%%

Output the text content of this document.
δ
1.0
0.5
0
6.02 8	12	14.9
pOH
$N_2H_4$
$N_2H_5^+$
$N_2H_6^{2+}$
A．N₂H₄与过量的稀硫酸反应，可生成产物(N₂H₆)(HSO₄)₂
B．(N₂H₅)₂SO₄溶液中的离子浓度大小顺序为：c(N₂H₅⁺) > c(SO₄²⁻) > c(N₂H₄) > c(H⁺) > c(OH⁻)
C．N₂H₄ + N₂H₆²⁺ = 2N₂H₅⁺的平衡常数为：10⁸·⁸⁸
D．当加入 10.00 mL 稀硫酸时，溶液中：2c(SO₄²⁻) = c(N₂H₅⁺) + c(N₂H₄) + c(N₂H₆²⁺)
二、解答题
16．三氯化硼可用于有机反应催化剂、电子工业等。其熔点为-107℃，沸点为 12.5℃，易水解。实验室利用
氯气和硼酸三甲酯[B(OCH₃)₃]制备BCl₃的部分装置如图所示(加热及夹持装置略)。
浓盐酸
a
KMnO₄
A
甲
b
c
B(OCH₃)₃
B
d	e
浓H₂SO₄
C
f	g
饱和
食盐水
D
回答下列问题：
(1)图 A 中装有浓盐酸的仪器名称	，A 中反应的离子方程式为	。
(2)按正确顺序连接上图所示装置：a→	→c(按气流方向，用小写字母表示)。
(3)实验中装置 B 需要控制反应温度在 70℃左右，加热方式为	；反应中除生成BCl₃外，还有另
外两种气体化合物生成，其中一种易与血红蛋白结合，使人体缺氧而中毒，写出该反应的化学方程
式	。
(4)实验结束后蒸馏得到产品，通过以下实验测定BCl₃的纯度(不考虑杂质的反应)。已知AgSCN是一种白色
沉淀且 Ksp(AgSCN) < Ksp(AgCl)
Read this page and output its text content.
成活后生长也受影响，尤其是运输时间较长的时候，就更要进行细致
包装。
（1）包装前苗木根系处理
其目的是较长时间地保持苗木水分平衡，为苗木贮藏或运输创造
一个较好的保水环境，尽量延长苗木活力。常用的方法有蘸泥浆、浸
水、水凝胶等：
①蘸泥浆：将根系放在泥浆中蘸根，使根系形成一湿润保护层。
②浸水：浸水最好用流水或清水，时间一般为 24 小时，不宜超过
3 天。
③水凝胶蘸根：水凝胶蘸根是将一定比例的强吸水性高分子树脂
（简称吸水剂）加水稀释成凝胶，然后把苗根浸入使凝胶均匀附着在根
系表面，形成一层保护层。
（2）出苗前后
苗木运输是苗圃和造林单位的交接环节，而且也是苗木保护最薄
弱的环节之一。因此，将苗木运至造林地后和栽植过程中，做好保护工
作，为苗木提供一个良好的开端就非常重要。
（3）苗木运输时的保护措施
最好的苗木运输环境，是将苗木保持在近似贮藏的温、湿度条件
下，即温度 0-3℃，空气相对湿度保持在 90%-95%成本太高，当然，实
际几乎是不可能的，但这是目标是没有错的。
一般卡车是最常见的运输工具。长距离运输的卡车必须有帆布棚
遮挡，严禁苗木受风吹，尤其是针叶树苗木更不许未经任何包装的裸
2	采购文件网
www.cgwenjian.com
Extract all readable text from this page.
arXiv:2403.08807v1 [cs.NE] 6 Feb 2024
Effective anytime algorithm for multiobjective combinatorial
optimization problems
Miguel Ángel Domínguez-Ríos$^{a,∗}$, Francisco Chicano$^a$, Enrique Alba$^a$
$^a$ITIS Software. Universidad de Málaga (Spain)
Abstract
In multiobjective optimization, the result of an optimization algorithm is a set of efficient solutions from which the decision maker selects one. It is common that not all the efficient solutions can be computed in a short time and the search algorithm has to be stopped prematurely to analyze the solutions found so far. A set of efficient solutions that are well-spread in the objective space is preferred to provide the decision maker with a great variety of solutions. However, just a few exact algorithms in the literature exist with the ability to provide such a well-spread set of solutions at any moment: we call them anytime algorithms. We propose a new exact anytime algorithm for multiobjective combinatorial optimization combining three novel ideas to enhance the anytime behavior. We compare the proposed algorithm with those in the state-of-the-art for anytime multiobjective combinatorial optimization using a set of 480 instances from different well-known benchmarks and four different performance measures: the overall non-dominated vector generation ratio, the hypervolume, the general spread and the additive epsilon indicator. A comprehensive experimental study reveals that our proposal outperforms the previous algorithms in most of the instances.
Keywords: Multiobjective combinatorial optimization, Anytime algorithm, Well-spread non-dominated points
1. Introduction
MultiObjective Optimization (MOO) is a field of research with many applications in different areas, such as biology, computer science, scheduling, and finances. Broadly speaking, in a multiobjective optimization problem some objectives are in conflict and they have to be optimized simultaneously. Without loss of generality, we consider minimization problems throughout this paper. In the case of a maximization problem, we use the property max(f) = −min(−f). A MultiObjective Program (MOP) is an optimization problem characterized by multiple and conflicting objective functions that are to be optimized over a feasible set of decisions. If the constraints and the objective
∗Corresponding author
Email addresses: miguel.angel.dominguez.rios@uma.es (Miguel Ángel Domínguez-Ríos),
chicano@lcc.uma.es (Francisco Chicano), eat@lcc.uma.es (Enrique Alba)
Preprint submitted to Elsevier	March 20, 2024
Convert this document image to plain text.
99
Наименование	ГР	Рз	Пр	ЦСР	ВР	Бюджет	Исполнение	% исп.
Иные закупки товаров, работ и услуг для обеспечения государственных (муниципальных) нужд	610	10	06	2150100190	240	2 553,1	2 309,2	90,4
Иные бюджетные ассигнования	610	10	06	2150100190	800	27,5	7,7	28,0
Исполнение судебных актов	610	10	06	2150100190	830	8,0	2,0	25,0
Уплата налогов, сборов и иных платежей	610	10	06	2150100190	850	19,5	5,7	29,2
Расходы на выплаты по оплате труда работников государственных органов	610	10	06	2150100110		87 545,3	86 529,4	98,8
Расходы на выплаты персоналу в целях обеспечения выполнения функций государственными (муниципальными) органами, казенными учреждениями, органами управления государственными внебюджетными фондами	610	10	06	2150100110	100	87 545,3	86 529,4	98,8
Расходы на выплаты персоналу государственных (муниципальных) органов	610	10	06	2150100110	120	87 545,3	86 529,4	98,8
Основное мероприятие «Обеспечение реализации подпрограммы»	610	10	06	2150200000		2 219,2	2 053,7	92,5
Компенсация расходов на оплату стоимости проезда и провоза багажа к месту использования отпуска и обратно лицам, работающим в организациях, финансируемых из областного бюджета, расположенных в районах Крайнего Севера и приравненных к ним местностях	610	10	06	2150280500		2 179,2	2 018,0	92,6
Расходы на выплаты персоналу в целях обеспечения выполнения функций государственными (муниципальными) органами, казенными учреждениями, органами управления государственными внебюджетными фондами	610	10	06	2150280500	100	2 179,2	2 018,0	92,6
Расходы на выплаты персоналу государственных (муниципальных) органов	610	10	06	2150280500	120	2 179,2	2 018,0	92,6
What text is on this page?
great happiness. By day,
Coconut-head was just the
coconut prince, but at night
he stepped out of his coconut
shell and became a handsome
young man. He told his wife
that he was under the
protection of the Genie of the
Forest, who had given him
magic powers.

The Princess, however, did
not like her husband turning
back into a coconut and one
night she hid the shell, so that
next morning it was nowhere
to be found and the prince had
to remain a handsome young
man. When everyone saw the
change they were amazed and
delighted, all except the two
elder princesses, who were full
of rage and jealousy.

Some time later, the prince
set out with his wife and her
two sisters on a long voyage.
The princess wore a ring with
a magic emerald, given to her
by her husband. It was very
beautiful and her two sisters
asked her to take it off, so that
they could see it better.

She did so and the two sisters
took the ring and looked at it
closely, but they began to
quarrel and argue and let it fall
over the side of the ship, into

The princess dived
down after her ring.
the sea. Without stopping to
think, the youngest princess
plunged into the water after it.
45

%%

Requirement — Copy every line in the entries above that has the string "given" in it.

Written reply —
Forest, who had given him
a magic emerald, given to her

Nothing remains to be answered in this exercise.